What to produce:
Gather up all lines that carry the word "title".

Data for processing:
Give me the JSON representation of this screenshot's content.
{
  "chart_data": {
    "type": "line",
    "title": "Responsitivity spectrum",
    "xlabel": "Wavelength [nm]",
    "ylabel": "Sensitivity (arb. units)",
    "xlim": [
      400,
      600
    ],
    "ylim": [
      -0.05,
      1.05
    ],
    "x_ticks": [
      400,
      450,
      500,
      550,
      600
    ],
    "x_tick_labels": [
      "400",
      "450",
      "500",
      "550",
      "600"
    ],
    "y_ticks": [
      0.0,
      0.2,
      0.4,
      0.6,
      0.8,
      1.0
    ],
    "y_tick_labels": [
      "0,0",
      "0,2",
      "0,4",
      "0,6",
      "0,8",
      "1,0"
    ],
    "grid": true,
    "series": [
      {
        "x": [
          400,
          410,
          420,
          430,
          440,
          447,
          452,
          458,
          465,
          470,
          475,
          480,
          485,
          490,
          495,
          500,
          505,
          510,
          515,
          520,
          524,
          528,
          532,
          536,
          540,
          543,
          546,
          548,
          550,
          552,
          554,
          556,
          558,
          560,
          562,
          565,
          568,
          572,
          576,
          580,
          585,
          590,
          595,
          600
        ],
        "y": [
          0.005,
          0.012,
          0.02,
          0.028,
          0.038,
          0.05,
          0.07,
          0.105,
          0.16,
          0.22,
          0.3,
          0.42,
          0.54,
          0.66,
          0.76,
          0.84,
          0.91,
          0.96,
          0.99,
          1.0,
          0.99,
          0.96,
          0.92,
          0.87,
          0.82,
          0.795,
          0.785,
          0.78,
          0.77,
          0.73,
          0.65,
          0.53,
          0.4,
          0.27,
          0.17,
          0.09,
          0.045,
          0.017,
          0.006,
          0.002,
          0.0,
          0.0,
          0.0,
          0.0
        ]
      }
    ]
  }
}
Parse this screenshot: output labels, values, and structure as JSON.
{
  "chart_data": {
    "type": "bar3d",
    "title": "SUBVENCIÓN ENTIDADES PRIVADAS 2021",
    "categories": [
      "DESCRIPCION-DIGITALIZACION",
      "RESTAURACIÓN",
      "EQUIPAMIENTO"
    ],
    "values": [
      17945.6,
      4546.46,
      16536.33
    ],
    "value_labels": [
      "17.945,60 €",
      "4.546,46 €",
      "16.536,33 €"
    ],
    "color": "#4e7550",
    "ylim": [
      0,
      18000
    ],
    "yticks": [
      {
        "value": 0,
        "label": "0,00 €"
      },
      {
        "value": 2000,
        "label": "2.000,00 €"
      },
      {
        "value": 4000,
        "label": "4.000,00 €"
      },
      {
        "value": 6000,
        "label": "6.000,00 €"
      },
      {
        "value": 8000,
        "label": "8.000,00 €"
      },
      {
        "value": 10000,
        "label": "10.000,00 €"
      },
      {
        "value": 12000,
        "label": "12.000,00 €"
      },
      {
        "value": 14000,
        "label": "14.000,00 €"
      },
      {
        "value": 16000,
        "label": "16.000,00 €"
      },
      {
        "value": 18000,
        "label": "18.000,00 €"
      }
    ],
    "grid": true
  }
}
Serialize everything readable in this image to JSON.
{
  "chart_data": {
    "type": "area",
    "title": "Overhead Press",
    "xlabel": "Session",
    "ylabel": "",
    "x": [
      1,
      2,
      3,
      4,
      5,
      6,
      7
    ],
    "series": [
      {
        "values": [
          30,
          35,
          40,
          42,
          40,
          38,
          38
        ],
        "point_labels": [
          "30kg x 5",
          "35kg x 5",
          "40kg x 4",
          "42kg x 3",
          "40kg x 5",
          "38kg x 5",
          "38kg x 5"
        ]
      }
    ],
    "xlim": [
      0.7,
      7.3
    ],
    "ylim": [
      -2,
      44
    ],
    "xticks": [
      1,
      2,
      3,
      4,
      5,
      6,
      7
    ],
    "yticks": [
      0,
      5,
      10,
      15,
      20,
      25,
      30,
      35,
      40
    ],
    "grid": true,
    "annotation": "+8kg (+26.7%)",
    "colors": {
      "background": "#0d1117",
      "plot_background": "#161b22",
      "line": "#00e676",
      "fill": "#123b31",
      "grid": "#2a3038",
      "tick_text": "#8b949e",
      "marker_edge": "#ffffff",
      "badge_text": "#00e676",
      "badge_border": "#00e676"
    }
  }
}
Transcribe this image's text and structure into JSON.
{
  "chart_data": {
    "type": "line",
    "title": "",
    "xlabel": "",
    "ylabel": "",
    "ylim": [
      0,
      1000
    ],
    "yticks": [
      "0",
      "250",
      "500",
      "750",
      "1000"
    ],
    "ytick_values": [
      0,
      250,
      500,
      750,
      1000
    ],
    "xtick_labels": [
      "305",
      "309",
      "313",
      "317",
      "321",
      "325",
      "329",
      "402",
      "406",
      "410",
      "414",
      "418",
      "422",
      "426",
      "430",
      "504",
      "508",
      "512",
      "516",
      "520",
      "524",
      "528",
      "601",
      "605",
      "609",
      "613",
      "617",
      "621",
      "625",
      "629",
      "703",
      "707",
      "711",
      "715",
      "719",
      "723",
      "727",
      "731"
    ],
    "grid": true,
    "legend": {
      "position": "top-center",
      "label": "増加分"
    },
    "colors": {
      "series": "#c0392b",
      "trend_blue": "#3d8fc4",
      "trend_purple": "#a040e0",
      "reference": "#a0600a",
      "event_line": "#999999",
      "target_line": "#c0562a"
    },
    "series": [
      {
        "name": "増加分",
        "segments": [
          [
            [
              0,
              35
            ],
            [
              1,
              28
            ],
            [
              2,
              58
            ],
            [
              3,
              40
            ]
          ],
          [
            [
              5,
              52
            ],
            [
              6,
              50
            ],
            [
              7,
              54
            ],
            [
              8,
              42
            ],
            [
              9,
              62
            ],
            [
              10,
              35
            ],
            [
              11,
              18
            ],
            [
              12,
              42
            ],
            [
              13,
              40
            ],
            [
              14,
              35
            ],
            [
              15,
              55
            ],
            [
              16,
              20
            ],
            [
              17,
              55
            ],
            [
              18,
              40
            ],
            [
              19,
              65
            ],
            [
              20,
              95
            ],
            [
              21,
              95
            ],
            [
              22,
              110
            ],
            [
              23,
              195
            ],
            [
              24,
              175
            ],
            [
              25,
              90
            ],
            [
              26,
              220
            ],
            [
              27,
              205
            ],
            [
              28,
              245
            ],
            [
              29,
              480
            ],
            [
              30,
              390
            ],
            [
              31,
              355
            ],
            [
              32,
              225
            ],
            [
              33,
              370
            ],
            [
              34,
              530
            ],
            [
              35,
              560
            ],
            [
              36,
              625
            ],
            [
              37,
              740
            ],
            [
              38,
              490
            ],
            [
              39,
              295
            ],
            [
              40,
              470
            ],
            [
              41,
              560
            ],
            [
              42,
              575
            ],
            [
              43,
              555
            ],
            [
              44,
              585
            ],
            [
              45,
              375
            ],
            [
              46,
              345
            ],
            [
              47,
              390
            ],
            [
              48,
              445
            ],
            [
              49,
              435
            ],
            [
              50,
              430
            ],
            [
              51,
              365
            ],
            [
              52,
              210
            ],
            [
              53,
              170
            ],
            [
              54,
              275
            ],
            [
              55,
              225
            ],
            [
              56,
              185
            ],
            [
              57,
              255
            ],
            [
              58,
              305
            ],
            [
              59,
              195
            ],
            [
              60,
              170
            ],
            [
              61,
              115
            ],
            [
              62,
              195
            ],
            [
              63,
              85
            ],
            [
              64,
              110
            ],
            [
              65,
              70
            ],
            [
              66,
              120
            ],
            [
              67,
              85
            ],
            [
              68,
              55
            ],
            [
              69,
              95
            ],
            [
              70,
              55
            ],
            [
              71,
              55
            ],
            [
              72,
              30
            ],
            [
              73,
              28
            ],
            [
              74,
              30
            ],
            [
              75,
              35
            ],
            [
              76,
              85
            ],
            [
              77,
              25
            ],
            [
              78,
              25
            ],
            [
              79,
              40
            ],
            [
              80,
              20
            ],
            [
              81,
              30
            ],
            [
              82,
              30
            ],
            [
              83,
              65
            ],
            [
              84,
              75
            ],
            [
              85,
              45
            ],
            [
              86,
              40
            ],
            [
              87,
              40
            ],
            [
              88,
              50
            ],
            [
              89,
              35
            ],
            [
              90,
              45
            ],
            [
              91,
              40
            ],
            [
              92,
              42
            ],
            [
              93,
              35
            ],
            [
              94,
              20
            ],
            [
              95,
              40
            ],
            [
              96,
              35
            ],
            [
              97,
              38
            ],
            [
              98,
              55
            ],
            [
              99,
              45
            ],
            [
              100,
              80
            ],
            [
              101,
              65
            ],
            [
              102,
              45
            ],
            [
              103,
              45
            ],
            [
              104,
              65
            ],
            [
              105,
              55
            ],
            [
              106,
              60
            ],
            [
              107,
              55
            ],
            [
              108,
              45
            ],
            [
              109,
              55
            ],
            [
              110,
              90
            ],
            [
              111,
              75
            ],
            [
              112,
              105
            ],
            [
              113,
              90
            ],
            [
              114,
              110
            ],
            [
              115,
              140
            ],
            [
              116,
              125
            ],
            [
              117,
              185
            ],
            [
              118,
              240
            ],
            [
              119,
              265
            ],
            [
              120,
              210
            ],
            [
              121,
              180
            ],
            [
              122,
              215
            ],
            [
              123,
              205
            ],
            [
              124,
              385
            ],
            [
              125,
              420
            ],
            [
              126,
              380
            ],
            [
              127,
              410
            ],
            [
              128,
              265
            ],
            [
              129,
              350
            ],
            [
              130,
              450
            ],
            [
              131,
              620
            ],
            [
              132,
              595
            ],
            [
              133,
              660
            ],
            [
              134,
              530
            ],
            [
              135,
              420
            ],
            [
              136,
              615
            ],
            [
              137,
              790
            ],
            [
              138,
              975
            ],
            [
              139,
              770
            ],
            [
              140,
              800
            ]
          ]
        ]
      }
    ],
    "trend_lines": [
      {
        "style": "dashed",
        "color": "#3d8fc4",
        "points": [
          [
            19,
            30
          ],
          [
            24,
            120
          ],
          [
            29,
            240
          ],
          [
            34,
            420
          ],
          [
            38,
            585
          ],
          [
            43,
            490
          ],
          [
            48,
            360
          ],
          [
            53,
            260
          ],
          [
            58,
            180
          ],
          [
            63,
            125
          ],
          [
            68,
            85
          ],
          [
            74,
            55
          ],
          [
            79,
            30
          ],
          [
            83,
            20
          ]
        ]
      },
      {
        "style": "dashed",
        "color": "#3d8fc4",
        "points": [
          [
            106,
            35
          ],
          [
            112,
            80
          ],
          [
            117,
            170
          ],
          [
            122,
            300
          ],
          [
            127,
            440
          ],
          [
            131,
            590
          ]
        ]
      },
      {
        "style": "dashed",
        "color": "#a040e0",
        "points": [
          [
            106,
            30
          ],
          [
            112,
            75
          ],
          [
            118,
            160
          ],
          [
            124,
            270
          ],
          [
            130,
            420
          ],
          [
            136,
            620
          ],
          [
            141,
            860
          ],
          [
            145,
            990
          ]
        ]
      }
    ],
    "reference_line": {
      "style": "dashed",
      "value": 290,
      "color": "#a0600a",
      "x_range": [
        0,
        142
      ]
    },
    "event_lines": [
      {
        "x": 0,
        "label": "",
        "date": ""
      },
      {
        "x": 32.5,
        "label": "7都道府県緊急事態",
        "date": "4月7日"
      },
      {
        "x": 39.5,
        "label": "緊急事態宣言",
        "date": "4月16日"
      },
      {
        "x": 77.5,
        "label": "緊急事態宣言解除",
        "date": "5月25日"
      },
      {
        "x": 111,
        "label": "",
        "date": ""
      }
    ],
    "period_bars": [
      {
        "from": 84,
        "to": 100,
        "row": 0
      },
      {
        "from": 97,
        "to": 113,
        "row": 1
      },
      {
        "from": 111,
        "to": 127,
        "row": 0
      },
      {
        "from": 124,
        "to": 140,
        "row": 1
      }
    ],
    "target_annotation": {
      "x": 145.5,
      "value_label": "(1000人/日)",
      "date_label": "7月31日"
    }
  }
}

Result of the exercise:
    "title": "Responsitivity spectrum",
    "title": "SUBVENCIÓN ENTIDADES PRIVADAS 2021",
    "title": "Overhead Press",
    "title": "",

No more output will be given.